[START]

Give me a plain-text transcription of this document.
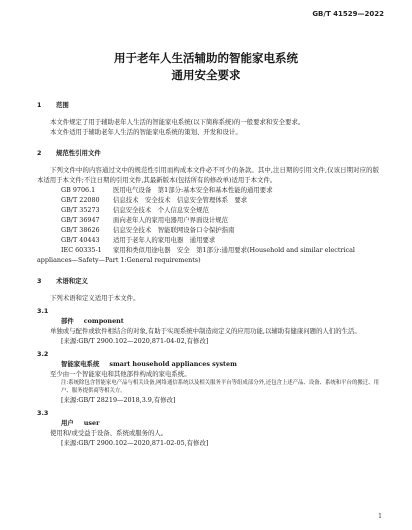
GB/T 41529—2022
用于老年人生活辅助的智能家电系统
通用安全要求
1 范围
本文件规定了用于辅助老年人生活的智能家电系统(以下简称系统)的一般要求和安全要求。
本文件适用于辅助老年人生活的智能家电系统的策划、开发和设计。
2 规范性引用文件
下列文件中的内容通过文中的规范性引用而构成本文件必不可少的条款。其中,注日期的引用文件,仅该日期对应的版本适用于本文件;不注日期的引用文件,其最新版本(包括所有的修改单)适用于本文件。
GB 9706.1	医用电气设备　第1部分:基本安全和基本性能的通用要求
GB/T 22080 信息技术　安全技术　信息安全管理体系　要求
GB/T 35273 信息安全技术　个人信息安全规范
GB/T 36947 面向老年人的家用电器用户界面设计规范
GB/T 38626 信息安全技术　智能联网设备口令保护指南
GB/T 40443 适用于老年人的家用电器　通用要求
IEC 60335-1 家用和类似用途电器　安全　第1部分:通用要求(Household and similar electrical
appliances—Safety—Part 1:General requirements)
3 术语和定义
下列术语和定义适用于本文件。
3.1
部件 component
单独或与配件或软件相结合的对象,有助于实现系统中制造商定义的应用功能,以辅助有健康问题的人们的生活。
[来源:GB/T 2900.102—2020,871-04-02,有修改]
3.2
智能家电系统 smart household appliances system
至少由一个智能家电和其他部件构成的家电系统。
注:系统除包含智能家电产品与相关设备,网络通信系统以及相关服务平台等组成部分外,还包含上述产品、设备、系统和平台的搬迁、用户、服务提供商等相关方。
[来源:GB/T 28219—2018,3.9,有修改]
3.3
用户 user
使用和/或受益于设备、系统或服务的人。
[来源:GB/T 2900.102—2020,871-02-05,有修改]
1
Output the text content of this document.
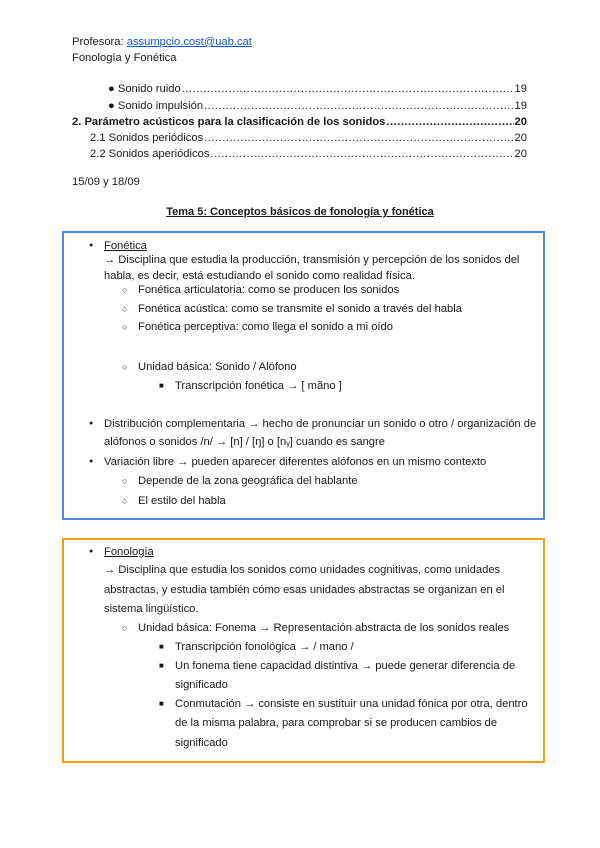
Profesora: assumpcio.cost@uab.cat
Fonología y Fonética
● Sonido ruido .....	19
● Sonido impulsión .....	19
2. Parámetro acústicos para la clasificación de los sonidos .....	20
2.1 Sonidos periódicos .....	20
2.2 Sonidos aperiódicos .....	20
15/09 y 18/09
Tema 5: Conceptos básicos de fonología y fonética
● Fonética
→ Disciplina que estudia la producción, transmisión y percepción de los sonidos del
habla, es decir, está estudiando el sonido como realidad física.
○ Fonética articulatoria: como se producen los sonidos
○ Fonética acústica: como se transmite el sonido a través del habla
○ Fonética perceptiva: como llega el sonido a mi oído
○ Unidad básica: Sonido / Alófono
■ Transcripción fonética → [ mãno ]
● Distribución complementaria → hecho de pronunciar un sonido o otro / organización de
alófonos o sonidos /n/ → [n] / [ŋ] o [nᵧ] cuando es sangre
● Variación libre → pueden aparecer diferentes alófonos en un mismo contexto
○ Depende de la zona geográfica del hablante
○ El estilo del habla
● Fonología
→ Disciplina que estudia los sonidos como unidades cognitivas, como unidades
abstractas, y estudia también cómo esas unidades abstractas se organizan en el
sistema lingüístico.
○ Unidad básica: Fonema → Representación abstracta de los sonidos reales
■ Transcripción fonológica → / mano /
■ Un fonema tiene capacidad distintiva → puede generar diferencia de
significado
■ Conmutación → consiste en sustituir una unidad fónica por otra, dentro
de la misma palabra, para comprobar si se producen cambios de
significado
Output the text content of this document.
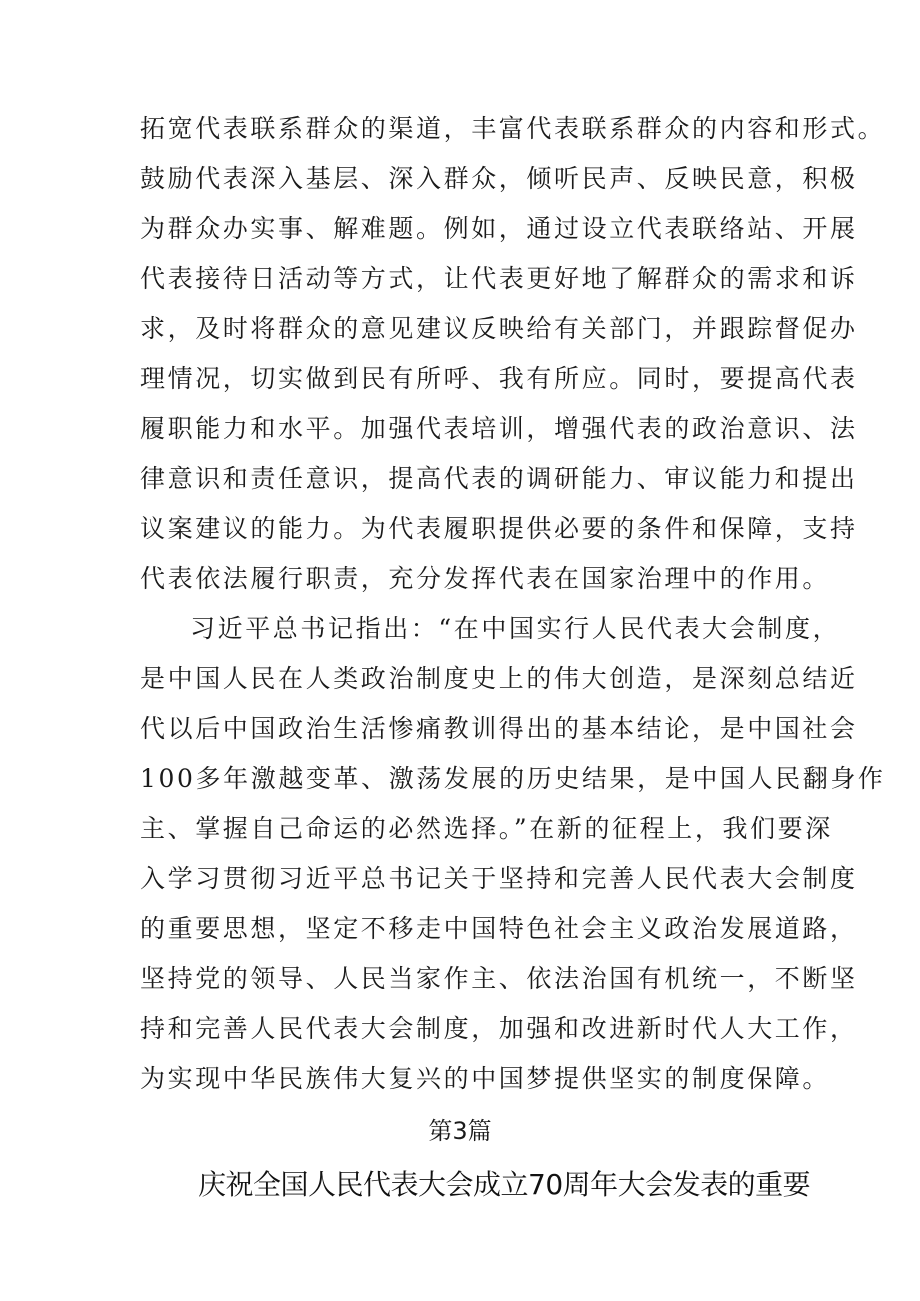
拓宽代表联系群众的渠道，丰富代表联系群众的内容和形式。
鼓励代表深入基层、深入群众，倾听民声、反映民意，积极
为群众办实事、解难题。例如，通过设立代表联络站、开展
代表接待日活动等方式，让代表更好地了解群众的需求和诉
求，及时将群众的意见建议反映给有关部门，并跟踪督促办
理情况，切实做到民有所呼、我有所应。同时，要提高代表
履职能力和水平。加强代表培训，增强代表的政治意识、法
律意识和责任意识，提高代表的调研能力、审议能力和提出
议案建议的能力。为代表履职提供必要的条件和保障，支持
代表依法履行职责，充分发挥代表在国家治理中的作用。
习近平总书记指出：“在中国实行人民代表大会制度，
是中国人民在人类政治制度史上的伟大创造，是深刻总结近
代以后中国政治生活惨痛教训得出的基本结论，是中国社会
100多年激越变革、激荡发展的历史结果，是中国人民翻身作
主、掌握自己命运的必然选择。”在新的征程上，我们要深
入学习贯彻习近平总书记关于坚持和完善人民代表大会制度
的重要思想，坚定不移走中国特色社会主义政治发展道路，
坚持党的领导、人民当家作主、依法治国有机统一，不断坚
持和完善人民代表大会制度，加强和改进新时代人大工作，
为实现中华民族伟大复兴的中国梦提供坚实的制度保障。
第3篇
庆祝全国人民代表大会成立70周年大会发表的重要
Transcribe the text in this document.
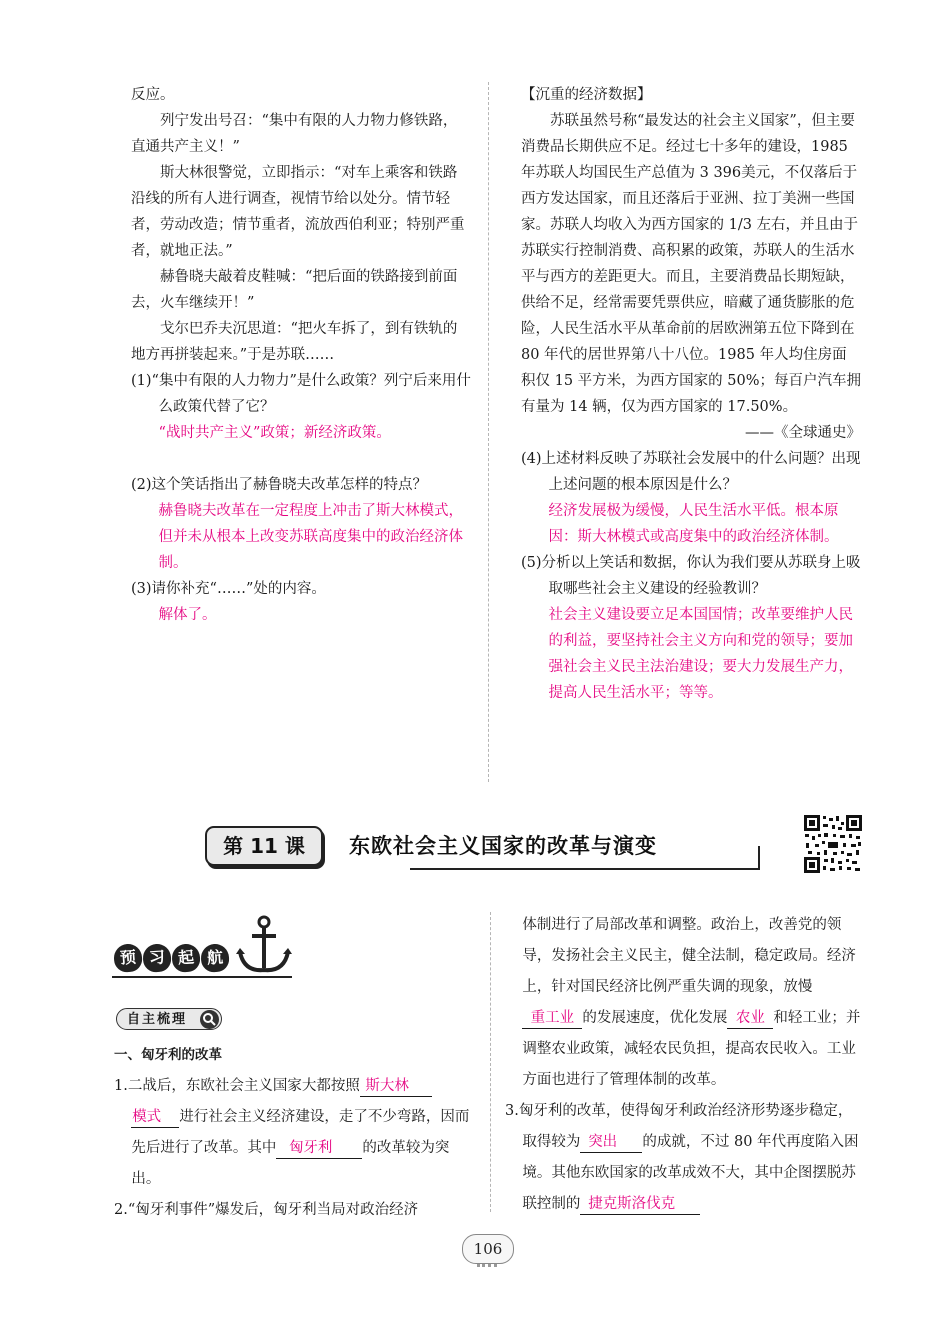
反应。

列宁发出号召：“集中有限的人力物力修铁路，直通共产主义！”

斯大林很警觉，立即指示：“对车上乘客和铁路沿线的所有人进行调查，视情节给以处分。情节轻者，劳动改造；情节重者，流放西伯利亚；特别严重者，就地正法。”

赫鲁晓夫敲着皮鞋喊：“把后面的铁路接到前面去，火车继续开！”

戈尔巴乔夫沉思道：“把火车拆了，到有铁轨的地方再拼装起来。”于是苏联……

(1)“集中有限的人力物力”是什么政策？列宁后来用什么政策代替了它？

“战时共产主义”政策；新经济政策。

(2)这个笑话指出了赫鲁晓夫改革怎样的特点？

赫鲁晓夫改革在一定程度上冲击了斯大林模式，但并未从根本上改变苏联高度集中的政治经济体制。

(3)请你补充“……”处的内容。

解体了。

【沉重的经济数据】

苏联虽然号称“最发达的社会主义国家”，但主要消费品长期供应不足。经过七十多年的建设，1985 年苏联人均国民生产总值为 3 396美元，不仅落后于西方发达国家，而且还落后于亚洲、拉丁美洲一些国家。苏联人均收入为西方国家的 1/3 左右，并且由于苏联实行控制消费、高积累的政策，苏联人的生活水平与西方的差距更大。而且，主要消费品长期短缺，供给不足，经常需要凭票供应，暗藏了通货膨胀的危险，人民生活水平从革命前的居欧洲第五位下降到在 80 年代的居世界第八十八位。1985 年人均住房面积仅 15 平方米，为西方国家的 50%；每百户汽车拥有量为 14 辆，仅为西方国家的 17.50%。

——《全球通史》

(4)上述材料反映了苏联社会发展中的什么问题？出现上述问题的根本原因是什么？

经济发展极为缓慢，人民生活水平低。根本原因：斯大林模式或高度集中的政治经济体制。

(5)分析以上笑话和数据，你认为我们要从苏联身上吸取哪些社会主义建设的经验教训？

社会主义建设要立足本国国情；改革要维护人民的利益，要坚持社会主义方向和党的领导；要加强社会主义民主法治建设；要大力发展生产力，提高人民生活水平；等等。

第 11 课	东欧社会主义国家的改革与演变
预 习 起 航
自主梳理

一、匈牙利的改革

1.二战后，东欧社会主义国家大都按照 斯大林模式 进行社会主义经济建设，走了不少弯路，因而先后进行了改革。其中 匈牙利 的改革较为突出。

2.“匈牙利事件”爆发后，匈牙利当局对政治经济

体制进行了局部改革和调整。政治上，改善党的领导，发扬社会主义民主，健全法制，稳定政局。经济上，针对国民经济比例严重失调的现象，放慢重工业 的发展速度，优化发展 农业 和轻工业；并调整农业政策，减轻农民负担，提高农民收入。工业方面也进行了管理体制的改革。

3.匈牙利的改革，使得匈牙利政治经济形势逐步稳定，取得较为 突出 的成就，不过 80 年代再度陷入困境。其他东欧国家的改革成效不大，其中企图摆脱苏联控制的 捷克斯洛伐克

106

[END]

## Directive
Copy out every line of the listing that includes the string "alófonos".

## Correct answer
alófonos o sonidos /n/ → [n] / [ŋ] o [nᵧ] cuando es sangre
● Variación libre → pueden aparecer diferentes alófonos en un mismo contexto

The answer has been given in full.